▸ GIVEN REQUEST: Each entry here needs to be set down again exactly, please; pictures are left out.

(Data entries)
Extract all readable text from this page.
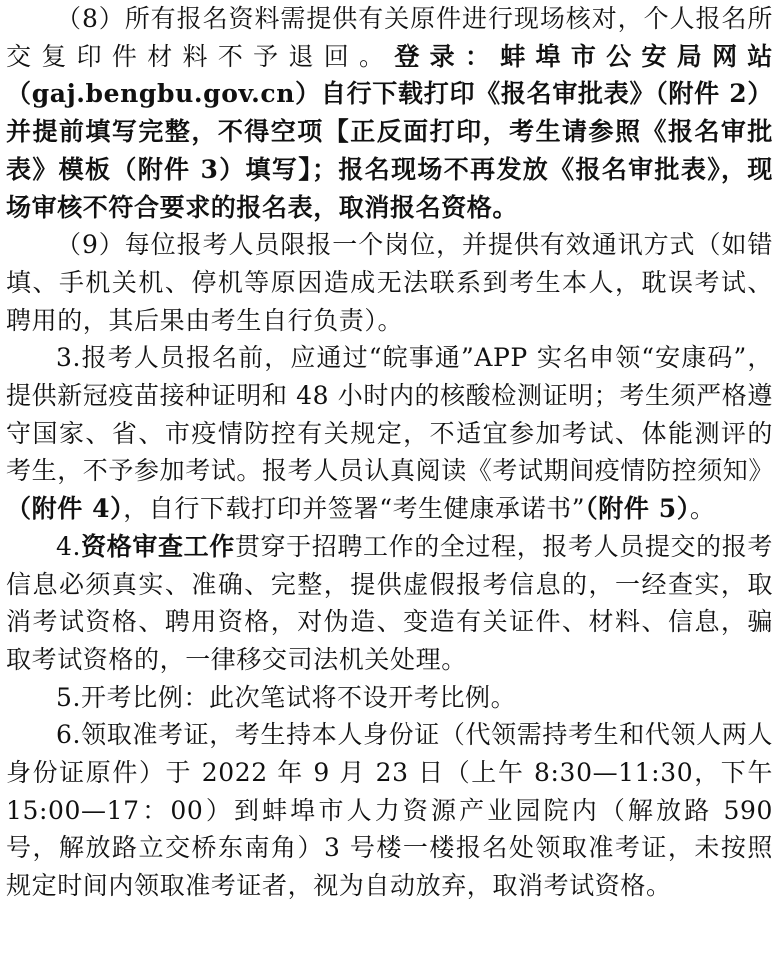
（8）所有报名资料需提供有关原件进行现场核对，个人报名所交复印件材料不予退回。登录：蚌埠市公安局网站（gaj.bengbu.gov.cn）自行下载打印《报名审批表》（附件 2）并提前填写完整，不得空项【正反面打印，考生请参照《报名审批表》模板（附件 3）填写】；报名现场不再发放《报名审批表》，现场审核不符合要求的报名表，取消报名资格。

（9）每位报考人员限报一个岗位，并提供有效通讯方式（如错填、手机关机、停机等原因造成无法联系到考生本人，耽误考试、聘用的，其后果由考生自行负责）。

3.报考人员报名前，应通过“皖事通”APP 实名申领“安康码”，提供新冠疫苗接种证明和 48 小时内的核酸检测证明；考生须严格遵守国家、省、市疫情防控有关规定，不适宜参加考试、体能测评的考生，不予参加考试。报考人员认真阅读《考试期间疫情防控须知》（附件 4），自行下载打印并签署“考生健康承诺书”（附件 5）。

4.资格审查工作贯穿于招聘工作的全过程，报考人员提交的报考信息必须真实、准确、完整，提供虚假报考信息的，一经查实，取消考试资格、聘用资格，对伪造、变造有关证件、材料、信息，骗取考试资格的，一律移交司法机关处理。

5.开考比例：此次笔试将不设开考比例。

6.领取准考证，考生持本人身份证（代领需持考生和代领人两人身份证原件）于 2022 年 9 月 23 日（上午 8:30—11:30，下午 15:00—17：00）到蚌埠市人力资源产业园院内（解放路 590 号，解放路立交桥东南角）3 号楼一楼报名处领取准考证，未按照规定时间内领取准考证者，视为自动放弃，取消考试资格。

▸ WRITTEN RESPONSE:
Extract all readable text from this page.
（8）所有报名资料需提供有关原件进行现场核对，个人报名所交复印件材料不予退回。登录：蚌埠市公安局网站（gaj.bengbu.gov.cn）自行下载打印《报名审批表》（附件 2）并提前填写完整，不得空项【正反面打印，考生请参照《报名审批表》模板（附件 3）填写】；报名现场不再发放《报名审批表》，现场审核不符合要求的报名表，取消报名资格。

（9）每位报考人员限报一个岗位，并提供有效通讯方式（如错填、手机关机、停机等原因造成无法联系到考生本人，耽误考试、聘用的，其后果由考生自行负责）。

3.报考人员报名前，应通过“皖事通”APP 实名申领“安康码”，提供新冠疫苗接种证明和 48 小时内的核酸检测证明；考生须严格遵守国家、省、市疫情防控有关规定，不适宜参加考试、体能测评的考生，不予参加考试。报考人员认真阅读《考试期间疫情防控须知》（附件 4），自行下载打印并签署“考生健康承诺书”（附件 5）。

4.资格审查工作贯穿于招聘工作的全过程，报考人员提交的报考信息必须真实、准确、完整，提供虚假报考信息的，一经查实，取消考试资格、聘用资格，对伪造、变造有关证件、材料、信息，骗取考试资格的，一律移交司法机关处理。

5.开考比例：此次笔试将不设开考比例。

6.领取准考证，考生持本人身份证（代领需持考生和代领人两人身份证原件）于 2022 年 9 月 23 日（上午 8:30—11:30，下午 15:00—17：00）到蚌埠市人力资源产业园院内（解放路 590 号，解放路立交桥东南角）3 号楼一楼报名处领取准考证，未按照规定时间内领取准考证者，视为自动放弃，取消考试资格。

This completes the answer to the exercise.